Recorded data
— start —
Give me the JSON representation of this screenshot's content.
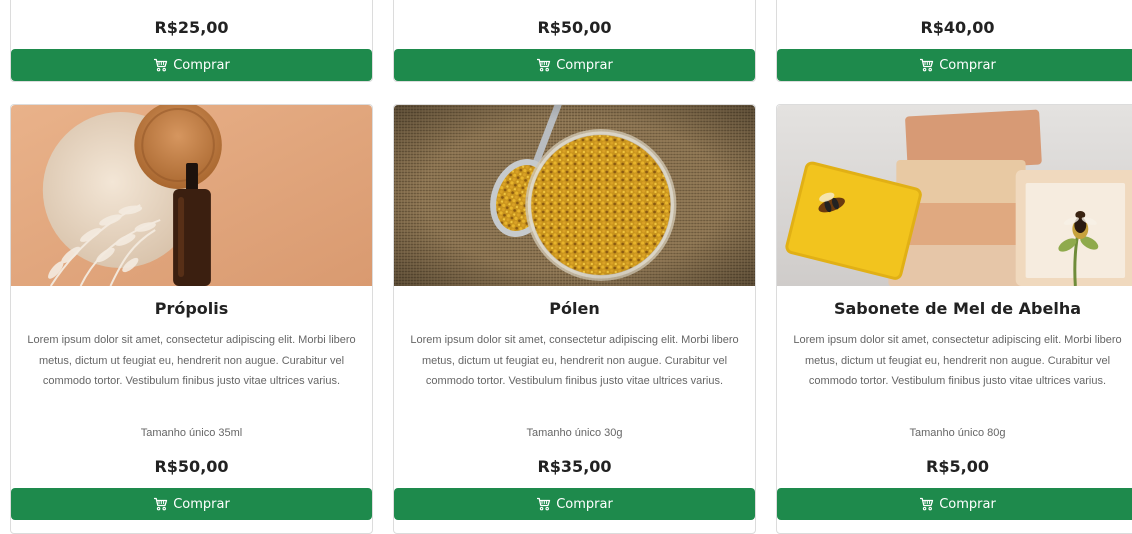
{
  "top_row": [
    {
      "price": "R$25,00",
      "button": "Comprar"
    },
    {
      "price": "R$50,00",
      "button": "Comprar"
    },
    {
      "price": "R$40,00",
      "button": "Comprar"
    }
  ],
  "products": [
    {
      "title": "Própolis",
      "description": "Lorem ipsum dolor sit amet, consectetur adipiscing elit. Morbi libero metus, dictum ut feugiat eu, hendrerit non augue. Curabitur vel commodo tortor. Vestibulum finibus justo vitae ultrices varius.",
      "size": "Tamanho único 35ml",
      "price": "R$50,00",
      "button": "Comprar"
    },
    {
      "title": "Pólen",
      "description": "Lorem ipsum dolor sit amet, consectetur adipiscing elit. Morbi libero metus, dictum ut feugiat eu, hendrerit non augue. Curabitur vel commodo tortor. Vestibulum finibus justo vitae ultrices varius.",
      "size": "Tamanho único 30g",
      "price": "R$35,00",
      "button": "Comprar"
    },
    {
      "title": "Sabonete de Mel de Abelha",
      "description": "Lorem ipsum dolor sit amet, consectetur adipiscing elit. Morbi libero metus, dictum ut feugiat eu, hendrerit non augue. Curabitur vel commodo tortor. Vestibulum finibus justo vitae ultrices varius.",
      "size": "Tamanho único 80g",
      "price": "R$5,00",
      "button": "Comprar"
    }
  ],
  "icons": {
    "button_icon": "cart-icon"
  },
  "colors": {
    "button": "#1e8a4c",
    "button_text": "#ffffff",
    "price": "#222222",
    "description": "#666666"
  }
}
— end —
▶ **Aim**:
Search the listing for the string "size". Copy each line where it turns up.

▶ **Problem solution**:
      "size": "Tamanho único 35ml",
      "size": "Tamanho único 30g",
      "size": "Tamanho único 80g",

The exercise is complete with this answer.